▸ **Set task**
Check each line of the listing below for the word "subtitle" and say how many lines have it. Nothing else should be written.

▸ **Input records**
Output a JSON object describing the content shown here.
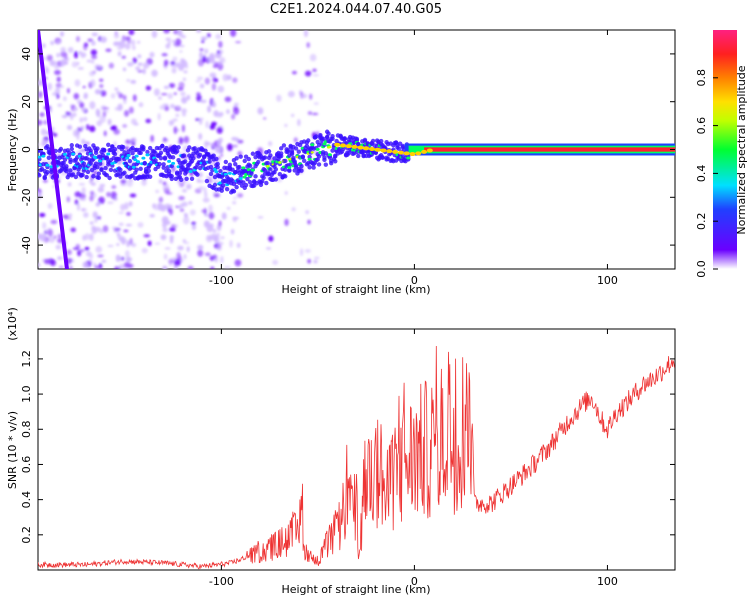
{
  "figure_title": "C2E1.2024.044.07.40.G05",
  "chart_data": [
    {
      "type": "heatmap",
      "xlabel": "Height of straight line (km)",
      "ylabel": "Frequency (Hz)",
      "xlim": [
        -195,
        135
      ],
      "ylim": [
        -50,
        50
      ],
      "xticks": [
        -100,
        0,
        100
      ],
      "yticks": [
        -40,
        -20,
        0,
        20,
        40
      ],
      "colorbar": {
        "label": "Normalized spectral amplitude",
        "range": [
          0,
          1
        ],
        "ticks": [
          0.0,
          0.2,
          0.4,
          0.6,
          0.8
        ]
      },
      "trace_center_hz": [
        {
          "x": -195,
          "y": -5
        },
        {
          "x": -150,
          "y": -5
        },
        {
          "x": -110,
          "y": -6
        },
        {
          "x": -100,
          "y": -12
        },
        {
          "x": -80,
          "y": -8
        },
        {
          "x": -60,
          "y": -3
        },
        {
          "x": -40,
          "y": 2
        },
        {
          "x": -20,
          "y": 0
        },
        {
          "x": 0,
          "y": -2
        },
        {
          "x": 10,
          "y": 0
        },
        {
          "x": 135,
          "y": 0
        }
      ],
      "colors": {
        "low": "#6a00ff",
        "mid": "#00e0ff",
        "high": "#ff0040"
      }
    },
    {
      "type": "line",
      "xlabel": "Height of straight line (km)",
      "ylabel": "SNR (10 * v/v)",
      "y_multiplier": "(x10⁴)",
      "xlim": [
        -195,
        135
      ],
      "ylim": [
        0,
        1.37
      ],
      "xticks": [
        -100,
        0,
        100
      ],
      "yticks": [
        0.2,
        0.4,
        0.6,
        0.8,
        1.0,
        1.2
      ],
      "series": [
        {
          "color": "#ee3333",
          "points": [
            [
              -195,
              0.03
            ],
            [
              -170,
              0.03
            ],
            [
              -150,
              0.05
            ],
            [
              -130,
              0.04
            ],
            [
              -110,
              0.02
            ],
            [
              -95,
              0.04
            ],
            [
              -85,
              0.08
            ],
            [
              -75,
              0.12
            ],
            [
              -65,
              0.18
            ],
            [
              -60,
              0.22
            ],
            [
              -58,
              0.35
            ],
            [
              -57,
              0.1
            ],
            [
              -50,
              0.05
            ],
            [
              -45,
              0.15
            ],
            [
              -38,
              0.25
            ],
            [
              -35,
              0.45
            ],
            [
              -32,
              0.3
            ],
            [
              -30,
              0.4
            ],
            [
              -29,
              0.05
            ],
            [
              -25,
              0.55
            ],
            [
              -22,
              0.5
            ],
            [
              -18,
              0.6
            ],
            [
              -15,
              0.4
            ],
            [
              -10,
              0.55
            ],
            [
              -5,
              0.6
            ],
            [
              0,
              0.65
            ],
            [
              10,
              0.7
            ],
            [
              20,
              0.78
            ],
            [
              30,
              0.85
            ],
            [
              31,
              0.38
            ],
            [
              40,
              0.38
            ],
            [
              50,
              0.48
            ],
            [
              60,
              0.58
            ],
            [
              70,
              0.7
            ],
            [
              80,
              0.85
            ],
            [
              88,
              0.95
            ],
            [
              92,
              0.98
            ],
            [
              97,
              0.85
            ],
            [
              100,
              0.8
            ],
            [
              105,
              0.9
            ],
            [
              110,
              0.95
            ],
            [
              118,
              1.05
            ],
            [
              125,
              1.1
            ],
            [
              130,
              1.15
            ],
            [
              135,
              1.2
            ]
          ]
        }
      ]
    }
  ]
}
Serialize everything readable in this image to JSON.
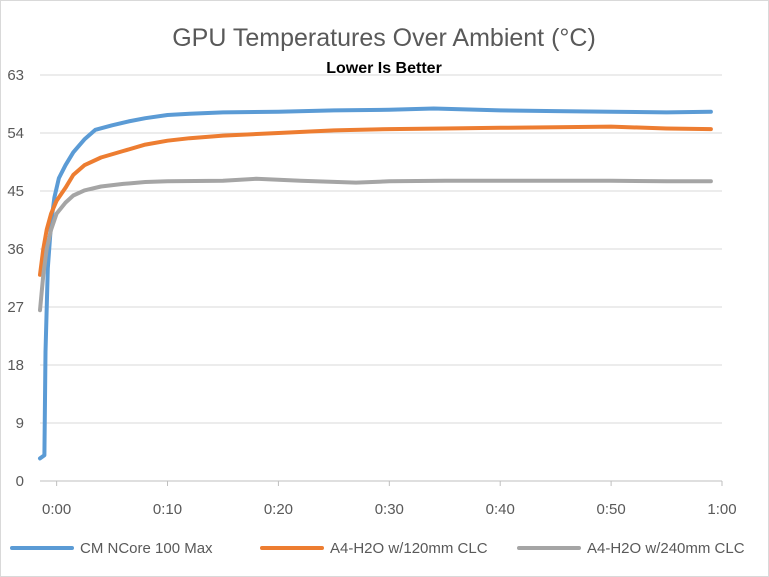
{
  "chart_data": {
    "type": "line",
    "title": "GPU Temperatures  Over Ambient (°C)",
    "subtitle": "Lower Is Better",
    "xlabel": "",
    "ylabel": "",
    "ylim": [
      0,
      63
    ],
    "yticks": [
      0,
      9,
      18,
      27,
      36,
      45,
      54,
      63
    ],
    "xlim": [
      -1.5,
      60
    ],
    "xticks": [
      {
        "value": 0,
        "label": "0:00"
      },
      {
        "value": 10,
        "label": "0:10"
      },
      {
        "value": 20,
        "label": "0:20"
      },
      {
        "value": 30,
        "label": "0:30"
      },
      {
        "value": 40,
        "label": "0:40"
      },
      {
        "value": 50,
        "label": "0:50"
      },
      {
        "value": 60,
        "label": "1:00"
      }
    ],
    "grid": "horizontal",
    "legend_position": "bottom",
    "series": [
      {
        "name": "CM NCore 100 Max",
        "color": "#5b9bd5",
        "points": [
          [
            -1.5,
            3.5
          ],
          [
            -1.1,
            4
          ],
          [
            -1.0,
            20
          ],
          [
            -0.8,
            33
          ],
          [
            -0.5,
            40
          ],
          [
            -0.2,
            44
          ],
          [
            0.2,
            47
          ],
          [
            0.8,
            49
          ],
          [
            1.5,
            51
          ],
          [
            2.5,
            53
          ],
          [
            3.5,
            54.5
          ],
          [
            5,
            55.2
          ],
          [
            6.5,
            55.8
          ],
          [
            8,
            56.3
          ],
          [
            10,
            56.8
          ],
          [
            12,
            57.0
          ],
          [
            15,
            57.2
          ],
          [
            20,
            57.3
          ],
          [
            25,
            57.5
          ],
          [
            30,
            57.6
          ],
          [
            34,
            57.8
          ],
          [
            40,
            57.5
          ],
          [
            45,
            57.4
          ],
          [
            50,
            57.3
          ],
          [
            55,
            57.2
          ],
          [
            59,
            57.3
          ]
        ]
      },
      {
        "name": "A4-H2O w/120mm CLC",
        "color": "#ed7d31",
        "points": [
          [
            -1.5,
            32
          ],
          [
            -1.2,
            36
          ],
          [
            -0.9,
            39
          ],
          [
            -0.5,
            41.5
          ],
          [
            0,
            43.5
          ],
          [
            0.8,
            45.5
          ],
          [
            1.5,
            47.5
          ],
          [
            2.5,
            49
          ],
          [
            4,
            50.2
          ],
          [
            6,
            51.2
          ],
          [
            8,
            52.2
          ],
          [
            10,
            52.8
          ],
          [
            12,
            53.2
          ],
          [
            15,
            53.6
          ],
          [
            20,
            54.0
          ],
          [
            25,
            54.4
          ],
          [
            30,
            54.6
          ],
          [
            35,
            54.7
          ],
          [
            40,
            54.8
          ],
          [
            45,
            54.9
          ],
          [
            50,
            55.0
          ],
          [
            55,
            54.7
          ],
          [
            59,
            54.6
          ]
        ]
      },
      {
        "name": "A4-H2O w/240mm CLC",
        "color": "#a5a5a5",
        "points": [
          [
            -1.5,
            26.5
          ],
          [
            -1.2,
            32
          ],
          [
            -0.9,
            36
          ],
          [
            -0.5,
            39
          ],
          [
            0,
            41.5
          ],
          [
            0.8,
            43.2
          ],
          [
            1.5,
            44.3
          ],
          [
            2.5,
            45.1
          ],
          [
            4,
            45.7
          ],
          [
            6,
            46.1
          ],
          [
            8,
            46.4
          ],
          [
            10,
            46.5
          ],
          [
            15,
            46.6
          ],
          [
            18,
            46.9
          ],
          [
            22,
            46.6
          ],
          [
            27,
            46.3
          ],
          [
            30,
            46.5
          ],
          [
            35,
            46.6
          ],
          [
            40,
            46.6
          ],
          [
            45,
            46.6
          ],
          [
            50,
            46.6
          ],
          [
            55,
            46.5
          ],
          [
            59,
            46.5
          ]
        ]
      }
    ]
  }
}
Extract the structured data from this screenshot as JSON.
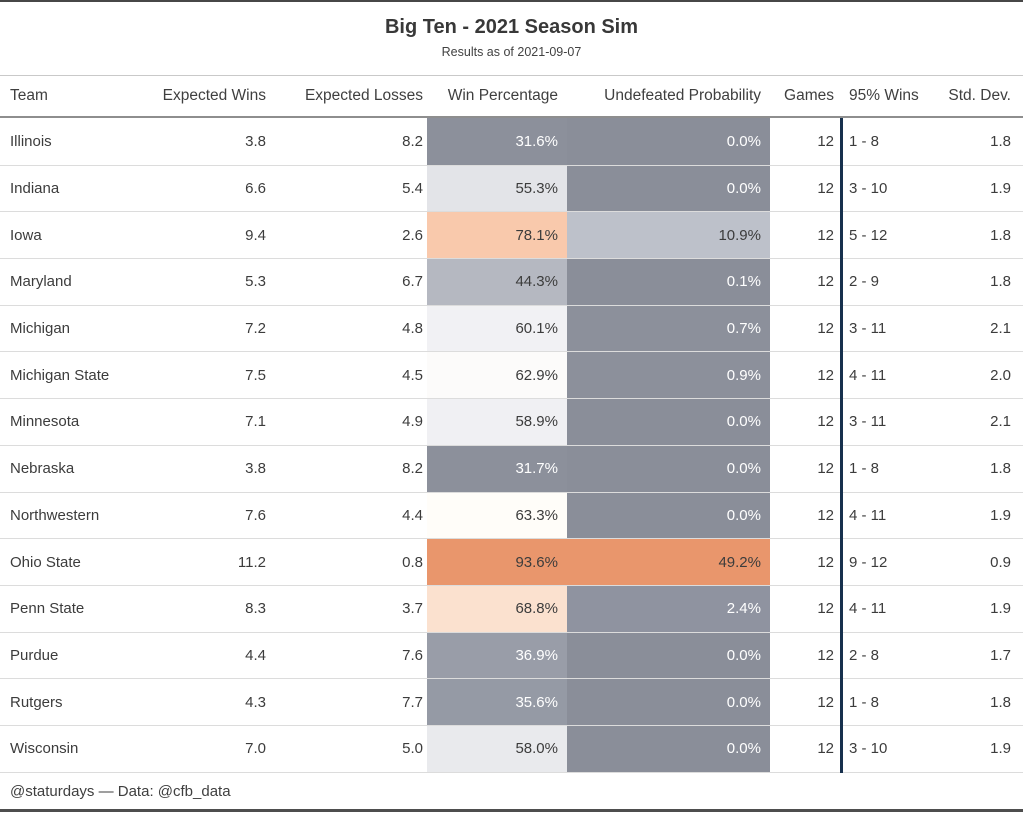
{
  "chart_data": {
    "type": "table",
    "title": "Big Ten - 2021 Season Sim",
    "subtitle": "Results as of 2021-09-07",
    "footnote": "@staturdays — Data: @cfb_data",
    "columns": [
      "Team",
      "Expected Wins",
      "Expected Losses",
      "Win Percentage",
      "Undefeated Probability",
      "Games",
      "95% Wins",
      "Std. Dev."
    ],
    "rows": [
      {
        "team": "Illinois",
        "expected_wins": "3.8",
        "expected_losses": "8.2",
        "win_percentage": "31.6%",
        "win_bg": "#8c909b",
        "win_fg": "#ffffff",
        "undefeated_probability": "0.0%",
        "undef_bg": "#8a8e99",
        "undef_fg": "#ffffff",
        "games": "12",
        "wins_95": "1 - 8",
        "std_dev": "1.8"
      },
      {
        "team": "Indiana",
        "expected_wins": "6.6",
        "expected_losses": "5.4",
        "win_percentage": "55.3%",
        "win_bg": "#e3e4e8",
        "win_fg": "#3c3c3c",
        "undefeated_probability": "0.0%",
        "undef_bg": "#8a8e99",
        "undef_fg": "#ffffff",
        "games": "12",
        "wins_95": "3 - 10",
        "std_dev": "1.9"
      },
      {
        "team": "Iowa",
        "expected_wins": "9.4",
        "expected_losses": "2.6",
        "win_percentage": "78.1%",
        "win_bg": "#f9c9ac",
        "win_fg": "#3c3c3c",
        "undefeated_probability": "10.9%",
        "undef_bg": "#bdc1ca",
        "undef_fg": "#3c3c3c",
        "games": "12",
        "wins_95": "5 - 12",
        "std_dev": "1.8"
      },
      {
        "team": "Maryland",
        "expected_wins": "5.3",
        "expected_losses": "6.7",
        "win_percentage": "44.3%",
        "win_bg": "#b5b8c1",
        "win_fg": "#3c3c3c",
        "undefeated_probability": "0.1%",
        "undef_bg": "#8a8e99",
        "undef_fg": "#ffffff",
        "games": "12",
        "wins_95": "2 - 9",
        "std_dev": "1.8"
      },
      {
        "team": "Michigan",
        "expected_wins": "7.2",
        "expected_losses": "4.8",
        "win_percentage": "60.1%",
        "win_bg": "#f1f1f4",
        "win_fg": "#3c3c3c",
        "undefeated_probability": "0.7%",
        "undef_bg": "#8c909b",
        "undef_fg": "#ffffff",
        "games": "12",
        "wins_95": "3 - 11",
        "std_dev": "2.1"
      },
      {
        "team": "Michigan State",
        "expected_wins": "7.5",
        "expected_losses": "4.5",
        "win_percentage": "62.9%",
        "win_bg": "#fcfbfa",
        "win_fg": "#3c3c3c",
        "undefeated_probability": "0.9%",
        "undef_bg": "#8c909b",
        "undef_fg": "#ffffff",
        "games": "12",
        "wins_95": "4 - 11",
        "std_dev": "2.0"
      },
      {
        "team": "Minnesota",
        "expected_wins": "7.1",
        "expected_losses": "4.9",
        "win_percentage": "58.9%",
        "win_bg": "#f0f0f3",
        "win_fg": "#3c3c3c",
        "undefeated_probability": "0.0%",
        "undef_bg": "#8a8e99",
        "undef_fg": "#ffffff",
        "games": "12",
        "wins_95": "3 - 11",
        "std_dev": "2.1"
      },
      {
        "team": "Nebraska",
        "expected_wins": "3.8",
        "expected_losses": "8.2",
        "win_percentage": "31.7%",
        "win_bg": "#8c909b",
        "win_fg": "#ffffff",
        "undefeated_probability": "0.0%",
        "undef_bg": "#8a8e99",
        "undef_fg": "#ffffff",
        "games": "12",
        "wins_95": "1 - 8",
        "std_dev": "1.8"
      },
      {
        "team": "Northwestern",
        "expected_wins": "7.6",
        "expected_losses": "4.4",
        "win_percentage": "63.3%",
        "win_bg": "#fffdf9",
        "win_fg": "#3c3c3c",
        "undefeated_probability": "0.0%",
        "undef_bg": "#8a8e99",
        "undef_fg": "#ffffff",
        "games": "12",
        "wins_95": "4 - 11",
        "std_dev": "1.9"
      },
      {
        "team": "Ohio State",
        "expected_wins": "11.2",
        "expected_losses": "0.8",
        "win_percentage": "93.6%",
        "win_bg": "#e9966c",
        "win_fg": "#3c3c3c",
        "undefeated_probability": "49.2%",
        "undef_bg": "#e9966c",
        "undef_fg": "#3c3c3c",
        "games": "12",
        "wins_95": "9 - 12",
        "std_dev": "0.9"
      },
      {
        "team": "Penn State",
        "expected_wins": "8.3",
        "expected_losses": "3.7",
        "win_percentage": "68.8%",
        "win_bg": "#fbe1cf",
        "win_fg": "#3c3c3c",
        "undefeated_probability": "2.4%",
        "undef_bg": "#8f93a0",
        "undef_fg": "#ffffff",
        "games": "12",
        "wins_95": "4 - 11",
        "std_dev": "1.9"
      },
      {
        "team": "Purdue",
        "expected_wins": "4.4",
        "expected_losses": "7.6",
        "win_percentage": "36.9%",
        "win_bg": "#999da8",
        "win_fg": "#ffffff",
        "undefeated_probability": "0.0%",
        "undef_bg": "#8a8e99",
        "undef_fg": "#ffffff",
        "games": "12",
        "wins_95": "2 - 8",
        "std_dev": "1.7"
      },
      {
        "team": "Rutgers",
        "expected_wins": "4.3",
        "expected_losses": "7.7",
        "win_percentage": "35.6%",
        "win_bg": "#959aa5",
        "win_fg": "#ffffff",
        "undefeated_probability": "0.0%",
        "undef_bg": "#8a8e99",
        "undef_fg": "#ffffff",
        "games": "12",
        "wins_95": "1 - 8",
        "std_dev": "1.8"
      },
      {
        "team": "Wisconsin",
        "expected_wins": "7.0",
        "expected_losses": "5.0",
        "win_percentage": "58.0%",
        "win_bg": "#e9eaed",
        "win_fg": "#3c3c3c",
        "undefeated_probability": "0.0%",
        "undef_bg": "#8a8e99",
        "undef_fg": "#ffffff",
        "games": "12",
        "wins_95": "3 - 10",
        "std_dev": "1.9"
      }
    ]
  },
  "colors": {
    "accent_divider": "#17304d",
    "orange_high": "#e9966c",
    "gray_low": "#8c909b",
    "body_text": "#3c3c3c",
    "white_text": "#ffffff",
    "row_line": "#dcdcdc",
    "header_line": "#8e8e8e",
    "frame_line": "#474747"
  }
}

▸ **Output**
2